GIVEN TASK: How many lines of the records below contain the word "volumes"? Answer with the number alone.

Data entries:
= = = =
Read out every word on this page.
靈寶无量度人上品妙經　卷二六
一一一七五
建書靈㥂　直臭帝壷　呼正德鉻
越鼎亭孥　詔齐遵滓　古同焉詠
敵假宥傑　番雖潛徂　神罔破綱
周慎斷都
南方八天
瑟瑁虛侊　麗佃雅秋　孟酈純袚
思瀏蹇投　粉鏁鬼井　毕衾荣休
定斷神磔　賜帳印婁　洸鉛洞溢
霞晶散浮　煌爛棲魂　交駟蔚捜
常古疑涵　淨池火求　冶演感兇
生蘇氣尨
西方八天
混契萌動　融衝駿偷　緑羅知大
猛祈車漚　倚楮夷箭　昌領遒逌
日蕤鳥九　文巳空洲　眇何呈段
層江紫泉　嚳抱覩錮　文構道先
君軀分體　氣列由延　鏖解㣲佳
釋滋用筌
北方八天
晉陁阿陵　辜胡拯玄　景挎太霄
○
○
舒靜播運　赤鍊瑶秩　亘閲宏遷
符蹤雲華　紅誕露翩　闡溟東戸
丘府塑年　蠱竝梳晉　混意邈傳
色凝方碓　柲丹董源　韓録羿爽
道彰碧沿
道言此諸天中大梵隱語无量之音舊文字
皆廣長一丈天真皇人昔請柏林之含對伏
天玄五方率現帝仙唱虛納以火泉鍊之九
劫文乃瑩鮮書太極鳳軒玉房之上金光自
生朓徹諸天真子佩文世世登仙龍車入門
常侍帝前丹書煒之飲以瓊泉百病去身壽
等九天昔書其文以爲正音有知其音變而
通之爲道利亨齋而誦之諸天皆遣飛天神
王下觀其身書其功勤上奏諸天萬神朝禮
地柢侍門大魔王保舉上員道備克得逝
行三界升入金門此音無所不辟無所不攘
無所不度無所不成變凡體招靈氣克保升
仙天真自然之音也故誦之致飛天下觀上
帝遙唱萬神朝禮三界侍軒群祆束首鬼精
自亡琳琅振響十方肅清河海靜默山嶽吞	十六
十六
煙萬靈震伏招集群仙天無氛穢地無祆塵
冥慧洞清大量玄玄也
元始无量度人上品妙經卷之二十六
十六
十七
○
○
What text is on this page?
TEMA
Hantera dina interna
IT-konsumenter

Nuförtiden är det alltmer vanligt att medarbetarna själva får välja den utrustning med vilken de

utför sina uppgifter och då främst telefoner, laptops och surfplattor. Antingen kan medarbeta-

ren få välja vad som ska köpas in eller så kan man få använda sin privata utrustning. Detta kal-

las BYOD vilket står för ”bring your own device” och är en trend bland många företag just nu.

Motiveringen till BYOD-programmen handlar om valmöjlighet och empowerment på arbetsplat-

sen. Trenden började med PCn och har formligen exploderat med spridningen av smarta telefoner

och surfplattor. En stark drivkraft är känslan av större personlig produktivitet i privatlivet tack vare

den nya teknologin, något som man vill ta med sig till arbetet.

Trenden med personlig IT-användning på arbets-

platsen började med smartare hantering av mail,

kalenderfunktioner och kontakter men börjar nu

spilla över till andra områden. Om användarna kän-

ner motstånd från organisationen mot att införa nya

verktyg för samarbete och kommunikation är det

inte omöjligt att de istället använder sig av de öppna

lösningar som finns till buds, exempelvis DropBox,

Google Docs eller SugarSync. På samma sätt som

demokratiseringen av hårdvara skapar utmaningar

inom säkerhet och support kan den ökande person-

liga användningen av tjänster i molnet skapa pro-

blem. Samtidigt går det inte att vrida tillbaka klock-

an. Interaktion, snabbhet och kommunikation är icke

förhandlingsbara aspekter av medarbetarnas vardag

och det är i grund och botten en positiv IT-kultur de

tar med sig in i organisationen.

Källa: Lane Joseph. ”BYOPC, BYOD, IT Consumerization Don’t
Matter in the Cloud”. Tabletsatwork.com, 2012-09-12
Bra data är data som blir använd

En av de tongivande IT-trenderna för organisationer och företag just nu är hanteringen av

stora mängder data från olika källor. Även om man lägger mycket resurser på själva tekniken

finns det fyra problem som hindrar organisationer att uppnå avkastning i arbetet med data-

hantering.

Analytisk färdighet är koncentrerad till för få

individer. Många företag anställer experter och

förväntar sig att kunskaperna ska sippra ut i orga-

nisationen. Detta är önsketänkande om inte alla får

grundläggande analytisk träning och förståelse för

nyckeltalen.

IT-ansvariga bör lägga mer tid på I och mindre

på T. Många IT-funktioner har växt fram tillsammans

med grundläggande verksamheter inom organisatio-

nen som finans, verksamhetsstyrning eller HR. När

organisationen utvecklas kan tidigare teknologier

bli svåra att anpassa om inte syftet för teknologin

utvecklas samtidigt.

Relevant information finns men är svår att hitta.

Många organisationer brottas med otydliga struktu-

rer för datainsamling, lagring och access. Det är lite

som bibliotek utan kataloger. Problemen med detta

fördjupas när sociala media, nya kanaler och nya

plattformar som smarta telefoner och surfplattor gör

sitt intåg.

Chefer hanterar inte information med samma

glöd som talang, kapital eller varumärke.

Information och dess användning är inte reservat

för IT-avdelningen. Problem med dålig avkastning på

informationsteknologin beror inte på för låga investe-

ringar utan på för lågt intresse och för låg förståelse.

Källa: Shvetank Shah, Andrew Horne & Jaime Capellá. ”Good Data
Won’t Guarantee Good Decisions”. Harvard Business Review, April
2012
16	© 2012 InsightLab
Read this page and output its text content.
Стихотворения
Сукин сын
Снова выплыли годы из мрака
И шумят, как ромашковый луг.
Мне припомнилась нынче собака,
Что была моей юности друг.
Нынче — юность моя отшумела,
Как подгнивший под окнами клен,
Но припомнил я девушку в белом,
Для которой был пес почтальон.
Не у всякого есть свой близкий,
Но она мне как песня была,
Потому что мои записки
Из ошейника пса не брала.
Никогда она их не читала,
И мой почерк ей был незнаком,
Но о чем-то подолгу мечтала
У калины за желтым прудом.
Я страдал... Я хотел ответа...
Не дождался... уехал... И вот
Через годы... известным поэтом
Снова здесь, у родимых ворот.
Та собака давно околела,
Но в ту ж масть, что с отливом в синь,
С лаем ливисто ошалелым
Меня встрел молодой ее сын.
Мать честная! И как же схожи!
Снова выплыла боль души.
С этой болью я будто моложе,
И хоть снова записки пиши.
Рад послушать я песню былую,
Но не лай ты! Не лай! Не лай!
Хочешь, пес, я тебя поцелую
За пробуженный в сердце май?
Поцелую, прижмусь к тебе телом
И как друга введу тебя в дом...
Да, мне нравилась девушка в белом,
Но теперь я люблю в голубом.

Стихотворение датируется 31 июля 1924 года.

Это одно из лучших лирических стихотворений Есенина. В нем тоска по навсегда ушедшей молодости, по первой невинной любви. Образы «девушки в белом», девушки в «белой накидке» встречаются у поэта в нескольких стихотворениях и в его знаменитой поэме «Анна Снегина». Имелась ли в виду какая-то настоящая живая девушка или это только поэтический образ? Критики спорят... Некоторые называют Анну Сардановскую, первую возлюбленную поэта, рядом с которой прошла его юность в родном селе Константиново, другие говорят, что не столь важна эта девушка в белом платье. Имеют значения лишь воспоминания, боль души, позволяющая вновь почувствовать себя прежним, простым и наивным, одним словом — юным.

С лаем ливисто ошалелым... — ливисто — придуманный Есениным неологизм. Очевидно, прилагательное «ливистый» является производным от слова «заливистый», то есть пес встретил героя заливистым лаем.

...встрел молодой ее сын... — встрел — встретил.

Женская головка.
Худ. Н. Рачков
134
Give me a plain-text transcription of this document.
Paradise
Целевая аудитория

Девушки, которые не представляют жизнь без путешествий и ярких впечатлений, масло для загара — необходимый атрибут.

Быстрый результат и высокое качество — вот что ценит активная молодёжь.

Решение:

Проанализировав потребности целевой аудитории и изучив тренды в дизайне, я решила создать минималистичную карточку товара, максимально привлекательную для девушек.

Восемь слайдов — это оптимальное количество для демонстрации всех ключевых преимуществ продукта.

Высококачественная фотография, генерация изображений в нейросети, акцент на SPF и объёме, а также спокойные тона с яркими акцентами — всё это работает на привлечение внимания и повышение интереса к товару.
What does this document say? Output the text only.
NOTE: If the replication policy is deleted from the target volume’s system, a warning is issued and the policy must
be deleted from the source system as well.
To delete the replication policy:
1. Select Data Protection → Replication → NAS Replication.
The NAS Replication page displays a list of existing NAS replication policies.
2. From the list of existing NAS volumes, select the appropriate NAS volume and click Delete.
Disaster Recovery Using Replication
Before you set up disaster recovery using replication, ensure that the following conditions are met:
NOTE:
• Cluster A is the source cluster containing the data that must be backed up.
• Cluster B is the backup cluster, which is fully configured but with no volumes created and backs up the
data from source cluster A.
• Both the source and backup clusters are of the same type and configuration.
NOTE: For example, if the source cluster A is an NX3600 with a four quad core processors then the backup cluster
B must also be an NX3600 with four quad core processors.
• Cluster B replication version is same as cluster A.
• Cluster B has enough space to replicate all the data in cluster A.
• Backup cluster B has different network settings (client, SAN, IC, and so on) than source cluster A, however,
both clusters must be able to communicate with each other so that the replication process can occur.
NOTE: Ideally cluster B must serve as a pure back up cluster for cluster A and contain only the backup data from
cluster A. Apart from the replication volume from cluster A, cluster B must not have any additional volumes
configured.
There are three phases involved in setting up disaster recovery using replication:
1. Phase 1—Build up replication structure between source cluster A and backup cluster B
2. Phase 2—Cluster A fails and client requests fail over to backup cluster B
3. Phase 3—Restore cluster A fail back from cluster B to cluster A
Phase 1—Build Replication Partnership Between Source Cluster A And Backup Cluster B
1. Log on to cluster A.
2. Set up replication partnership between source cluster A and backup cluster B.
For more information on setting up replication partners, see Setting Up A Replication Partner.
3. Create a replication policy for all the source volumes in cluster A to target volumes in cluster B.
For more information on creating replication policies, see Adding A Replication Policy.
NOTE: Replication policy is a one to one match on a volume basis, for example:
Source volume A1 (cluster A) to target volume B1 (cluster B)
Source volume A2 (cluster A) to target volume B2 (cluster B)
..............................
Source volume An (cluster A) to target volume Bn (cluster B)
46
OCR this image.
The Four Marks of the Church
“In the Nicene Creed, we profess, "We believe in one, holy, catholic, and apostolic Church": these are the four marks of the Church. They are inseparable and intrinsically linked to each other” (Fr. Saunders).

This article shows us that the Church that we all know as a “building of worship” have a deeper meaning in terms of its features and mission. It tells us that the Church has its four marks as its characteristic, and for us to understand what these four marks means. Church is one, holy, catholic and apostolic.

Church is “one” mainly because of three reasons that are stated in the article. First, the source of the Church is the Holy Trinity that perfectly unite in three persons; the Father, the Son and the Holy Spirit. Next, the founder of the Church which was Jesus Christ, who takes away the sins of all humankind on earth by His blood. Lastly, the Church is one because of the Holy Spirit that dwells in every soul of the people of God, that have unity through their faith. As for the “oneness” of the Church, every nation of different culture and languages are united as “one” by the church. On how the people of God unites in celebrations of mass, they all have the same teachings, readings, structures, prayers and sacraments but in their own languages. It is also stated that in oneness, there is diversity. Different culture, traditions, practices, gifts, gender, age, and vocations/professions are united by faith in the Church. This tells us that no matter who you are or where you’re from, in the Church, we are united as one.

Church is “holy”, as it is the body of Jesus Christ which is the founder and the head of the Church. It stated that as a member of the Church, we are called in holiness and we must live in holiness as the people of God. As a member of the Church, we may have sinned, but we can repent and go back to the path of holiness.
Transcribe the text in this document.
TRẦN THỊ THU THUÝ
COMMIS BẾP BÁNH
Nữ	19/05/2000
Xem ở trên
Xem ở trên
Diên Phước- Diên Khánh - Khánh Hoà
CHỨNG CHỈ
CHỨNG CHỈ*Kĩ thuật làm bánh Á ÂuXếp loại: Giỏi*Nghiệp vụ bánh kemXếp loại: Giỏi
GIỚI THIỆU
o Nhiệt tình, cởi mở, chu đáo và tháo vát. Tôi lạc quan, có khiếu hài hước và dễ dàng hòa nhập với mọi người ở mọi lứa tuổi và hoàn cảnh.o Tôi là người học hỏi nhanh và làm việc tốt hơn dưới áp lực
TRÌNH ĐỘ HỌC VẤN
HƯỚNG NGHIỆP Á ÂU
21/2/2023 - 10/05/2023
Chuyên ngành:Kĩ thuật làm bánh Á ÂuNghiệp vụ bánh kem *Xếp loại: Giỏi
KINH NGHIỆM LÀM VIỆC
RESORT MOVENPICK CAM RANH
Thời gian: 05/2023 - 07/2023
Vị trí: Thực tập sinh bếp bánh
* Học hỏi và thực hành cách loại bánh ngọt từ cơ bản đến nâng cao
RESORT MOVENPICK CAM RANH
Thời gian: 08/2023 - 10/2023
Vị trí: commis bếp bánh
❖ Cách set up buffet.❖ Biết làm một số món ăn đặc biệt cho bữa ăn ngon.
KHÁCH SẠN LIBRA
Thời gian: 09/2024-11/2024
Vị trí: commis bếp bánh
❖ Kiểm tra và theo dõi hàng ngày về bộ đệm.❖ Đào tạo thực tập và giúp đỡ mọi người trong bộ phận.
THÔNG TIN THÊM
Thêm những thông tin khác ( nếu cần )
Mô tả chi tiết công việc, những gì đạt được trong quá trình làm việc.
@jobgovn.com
= = = =
RESPONSE BELOW: 4